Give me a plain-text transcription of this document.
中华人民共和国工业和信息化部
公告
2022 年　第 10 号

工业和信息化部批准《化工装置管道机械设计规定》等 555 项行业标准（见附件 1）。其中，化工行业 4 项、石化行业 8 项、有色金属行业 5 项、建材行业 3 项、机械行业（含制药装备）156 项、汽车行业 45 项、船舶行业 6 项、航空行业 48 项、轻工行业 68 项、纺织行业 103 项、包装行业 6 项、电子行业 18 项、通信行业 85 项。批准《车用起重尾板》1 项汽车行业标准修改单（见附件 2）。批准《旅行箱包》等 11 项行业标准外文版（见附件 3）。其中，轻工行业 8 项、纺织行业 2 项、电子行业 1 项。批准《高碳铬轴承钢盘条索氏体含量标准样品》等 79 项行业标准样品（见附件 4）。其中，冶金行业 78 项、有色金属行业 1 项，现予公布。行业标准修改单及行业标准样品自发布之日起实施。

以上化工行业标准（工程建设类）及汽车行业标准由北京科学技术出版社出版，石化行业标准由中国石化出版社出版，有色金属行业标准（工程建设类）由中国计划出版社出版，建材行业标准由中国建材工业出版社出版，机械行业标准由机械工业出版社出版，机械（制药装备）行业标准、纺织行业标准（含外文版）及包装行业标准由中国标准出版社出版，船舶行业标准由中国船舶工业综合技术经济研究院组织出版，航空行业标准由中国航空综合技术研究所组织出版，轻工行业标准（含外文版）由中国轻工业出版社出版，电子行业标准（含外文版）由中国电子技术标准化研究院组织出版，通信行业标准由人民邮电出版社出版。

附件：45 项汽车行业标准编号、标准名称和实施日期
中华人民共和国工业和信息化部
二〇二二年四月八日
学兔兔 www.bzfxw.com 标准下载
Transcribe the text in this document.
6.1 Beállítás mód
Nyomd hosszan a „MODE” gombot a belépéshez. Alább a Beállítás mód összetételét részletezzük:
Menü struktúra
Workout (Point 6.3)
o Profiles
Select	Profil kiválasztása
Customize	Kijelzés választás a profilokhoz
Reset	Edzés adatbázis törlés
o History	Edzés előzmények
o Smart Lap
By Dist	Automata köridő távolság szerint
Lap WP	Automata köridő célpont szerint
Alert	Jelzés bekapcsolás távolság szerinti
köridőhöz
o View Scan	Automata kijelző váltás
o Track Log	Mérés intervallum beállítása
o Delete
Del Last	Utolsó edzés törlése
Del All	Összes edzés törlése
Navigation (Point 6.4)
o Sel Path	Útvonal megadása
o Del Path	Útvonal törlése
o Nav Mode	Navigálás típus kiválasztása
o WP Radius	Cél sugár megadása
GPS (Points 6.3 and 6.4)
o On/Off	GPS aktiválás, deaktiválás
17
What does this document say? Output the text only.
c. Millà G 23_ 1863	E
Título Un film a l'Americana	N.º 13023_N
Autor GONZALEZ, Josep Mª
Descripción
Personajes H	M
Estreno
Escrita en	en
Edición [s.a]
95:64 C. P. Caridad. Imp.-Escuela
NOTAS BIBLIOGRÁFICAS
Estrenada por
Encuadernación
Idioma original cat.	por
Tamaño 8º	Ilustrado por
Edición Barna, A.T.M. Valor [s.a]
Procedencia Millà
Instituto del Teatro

Task requirements:
From the listing above, return each line with the word "document".

Solution for this exercise:
Give me a plain-text transcription of this document.
Transcribe the text in this document.
What does this document say? Output the text only.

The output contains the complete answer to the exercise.